What you have to do: Go through the entries below and copy each line containing the word "finna".

Stored items
══════════

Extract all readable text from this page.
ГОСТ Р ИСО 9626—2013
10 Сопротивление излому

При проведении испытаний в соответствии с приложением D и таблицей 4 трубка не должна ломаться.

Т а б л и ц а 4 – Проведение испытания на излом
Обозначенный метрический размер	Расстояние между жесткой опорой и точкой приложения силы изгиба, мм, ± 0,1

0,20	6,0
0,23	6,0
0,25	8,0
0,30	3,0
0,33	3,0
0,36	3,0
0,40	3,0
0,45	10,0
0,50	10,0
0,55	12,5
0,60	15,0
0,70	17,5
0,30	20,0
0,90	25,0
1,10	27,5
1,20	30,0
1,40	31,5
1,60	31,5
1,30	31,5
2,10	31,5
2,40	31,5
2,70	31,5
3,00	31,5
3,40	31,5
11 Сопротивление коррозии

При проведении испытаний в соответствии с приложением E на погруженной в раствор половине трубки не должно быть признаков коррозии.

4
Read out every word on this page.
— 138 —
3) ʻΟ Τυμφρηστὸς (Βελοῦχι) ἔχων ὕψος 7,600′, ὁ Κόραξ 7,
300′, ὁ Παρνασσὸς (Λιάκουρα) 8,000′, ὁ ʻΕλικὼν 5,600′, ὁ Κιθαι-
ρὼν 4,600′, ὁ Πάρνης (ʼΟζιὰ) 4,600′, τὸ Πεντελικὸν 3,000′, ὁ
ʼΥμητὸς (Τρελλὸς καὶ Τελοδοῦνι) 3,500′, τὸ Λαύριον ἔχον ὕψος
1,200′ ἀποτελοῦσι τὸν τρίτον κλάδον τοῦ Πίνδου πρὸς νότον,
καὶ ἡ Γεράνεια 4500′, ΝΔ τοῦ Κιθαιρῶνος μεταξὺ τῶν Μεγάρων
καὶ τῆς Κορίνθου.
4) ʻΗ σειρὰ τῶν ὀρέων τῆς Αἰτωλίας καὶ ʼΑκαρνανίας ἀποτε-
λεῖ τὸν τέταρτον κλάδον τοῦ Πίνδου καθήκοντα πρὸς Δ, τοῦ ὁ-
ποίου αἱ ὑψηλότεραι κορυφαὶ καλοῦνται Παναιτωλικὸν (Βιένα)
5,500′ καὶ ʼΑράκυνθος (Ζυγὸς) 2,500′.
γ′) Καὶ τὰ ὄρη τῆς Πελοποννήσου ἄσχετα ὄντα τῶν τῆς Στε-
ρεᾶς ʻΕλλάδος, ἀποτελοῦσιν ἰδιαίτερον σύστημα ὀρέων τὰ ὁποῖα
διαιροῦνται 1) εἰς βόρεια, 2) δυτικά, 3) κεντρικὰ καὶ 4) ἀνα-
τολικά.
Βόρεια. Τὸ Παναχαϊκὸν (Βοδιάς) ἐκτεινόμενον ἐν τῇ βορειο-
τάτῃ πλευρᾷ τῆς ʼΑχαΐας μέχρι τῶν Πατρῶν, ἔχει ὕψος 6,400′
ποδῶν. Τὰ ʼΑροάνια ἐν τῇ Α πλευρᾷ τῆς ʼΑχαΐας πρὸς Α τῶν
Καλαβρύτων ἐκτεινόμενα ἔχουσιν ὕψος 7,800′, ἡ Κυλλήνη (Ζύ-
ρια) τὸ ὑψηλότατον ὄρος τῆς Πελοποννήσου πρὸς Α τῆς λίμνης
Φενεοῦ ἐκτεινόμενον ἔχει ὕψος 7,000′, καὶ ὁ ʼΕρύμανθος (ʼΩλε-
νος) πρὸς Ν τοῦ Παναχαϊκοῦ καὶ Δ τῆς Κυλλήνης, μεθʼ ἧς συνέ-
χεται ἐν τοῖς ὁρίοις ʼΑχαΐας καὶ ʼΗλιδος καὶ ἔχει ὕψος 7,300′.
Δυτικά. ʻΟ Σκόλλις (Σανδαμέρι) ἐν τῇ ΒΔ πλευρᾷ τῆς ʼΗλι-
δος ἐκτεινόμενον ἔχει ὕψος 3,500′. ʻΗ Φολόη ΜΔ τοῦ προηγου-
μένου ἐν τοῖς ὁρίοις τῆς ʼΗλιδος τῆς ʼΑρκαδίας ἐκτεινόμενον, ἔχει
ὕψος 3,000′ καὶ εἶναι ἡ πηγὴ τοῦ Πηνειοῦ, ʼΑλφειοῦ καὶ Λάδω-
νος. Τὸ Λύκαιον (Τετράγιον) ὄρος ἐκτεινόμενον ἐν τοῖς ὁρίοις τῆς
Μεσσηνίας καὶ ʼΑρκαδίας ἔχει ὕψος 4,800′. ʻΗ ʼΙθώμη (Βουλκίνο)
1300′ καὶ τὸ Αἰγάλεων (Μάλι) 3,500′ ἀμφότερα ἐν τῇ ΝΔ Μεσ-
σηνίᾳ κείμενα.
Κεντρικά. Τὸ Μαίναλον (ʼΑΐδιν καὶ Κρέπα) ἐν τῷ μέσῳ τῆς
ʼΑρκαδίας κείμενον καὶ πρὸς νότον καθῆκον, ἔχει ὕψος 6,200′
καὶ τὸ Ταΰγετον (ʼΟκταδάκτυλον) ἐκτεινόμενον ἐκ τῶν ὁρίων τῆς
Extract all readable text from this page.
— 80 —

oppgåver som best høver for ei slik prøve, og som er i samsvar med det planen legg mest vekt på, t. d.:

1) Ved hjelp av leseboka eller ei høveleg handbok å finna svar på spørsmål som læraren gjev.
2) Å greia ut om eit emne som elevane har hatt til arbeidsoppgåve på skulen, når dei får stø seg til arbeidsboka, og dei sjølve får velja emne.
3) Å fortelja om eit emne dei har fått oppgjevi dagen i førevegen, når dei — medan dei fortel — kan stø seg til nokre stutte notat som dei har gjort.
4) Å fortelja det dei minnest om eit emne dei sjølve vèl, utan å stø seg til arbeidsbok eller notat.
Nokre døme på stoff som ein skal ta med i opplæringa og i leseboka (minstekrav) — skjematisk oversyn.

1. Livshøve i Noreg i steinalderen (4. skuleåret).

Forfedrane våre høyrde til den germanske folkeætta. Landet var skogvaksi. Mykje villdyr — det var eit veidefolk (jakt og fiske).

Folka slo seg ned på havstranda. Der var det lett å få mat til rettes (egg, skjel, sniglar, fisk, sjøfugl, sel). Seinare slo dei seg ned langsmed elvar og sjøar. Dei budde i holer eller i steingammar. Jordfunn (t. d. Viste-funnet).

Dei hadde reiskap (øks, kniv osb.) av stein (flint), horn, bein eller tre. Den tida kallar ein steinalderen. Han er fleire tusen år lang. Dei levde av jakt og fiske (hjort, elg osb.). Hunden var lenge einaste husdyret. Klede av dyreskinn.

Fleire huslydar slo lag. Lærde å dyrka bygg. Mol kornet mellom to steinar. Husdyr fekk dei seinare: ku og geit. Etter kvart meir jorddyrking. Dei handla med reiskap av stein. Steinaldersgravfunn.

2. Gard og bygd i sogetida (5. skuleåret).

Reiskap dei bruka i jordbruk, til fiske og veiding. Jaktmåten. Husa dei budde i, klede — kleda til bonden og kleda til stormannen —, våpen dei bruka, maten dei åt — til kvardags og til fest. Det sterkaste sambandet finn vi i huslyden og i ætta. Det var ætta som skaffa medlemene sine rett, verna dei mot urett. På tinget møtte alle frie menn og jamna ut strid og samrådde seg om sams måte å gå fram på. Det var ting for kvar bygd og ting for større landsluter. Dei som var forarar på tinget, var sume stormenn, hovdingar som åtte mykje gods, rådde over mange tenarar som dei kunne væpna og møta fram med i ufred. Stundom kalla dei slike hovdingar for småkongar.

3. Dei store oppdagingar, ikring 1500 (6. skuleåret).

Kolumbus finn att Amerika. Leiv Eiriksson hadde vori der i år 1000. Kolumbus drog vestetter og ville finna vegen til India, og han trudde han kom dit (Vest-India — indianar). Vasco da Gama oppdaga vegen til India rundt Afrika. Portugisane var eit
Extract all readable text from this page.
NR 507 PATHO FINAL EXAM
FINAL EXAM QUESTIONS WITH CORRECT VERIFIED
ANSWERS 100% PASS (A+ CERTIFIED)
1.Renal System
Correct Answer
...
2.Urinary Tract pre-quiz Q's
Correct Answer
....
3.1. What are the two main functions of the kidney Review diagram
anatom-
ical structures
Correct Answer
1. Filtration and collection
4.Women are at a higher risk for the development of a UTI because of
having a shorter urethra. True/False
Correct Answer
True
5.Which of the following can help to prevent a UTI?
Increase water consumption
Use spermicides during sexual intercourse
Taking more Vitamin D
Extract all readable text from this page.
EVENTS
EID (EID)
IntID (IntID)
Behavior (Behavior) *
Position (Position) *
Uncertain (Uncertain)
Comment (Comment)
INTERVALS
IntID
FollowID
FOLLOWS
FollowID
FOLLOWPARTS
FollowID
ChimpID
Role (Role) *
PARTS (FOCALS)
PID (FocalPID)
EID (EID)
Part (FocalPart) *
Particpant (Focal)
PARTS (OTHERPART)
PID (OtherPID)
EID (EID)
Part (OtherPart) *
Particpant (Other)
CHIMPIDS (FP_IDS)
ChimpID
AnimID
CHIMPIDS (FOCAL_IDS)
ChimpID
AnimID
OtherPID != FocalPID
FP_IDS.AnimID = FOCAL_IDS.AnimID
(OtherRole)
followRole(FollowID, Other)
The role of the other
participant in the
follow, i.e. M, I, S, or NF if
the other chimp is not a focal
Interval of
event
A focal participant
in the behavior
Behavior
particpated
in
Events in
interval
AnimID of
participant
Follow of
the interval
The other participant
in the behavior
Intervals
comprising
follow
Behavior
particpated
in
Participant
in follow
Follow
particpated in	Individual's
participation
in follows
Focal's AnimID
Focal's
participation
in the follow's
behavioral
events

══════════

Solved problem:
1) Ved hjelp av leseboka eller ei høveleg handbok å finna svar på spørsmål som læraren gjev.
Kolumbus finn att Amerika. Leiv Eiriksson hadde vori der i år 1000. Kolumbus drog vestetter og ville finna vegen til India, og han trudde han kom dit (Vest-India — indianar). Vasco da Gama oppdaga vegen til India rundt Afrika. Portugisane var eit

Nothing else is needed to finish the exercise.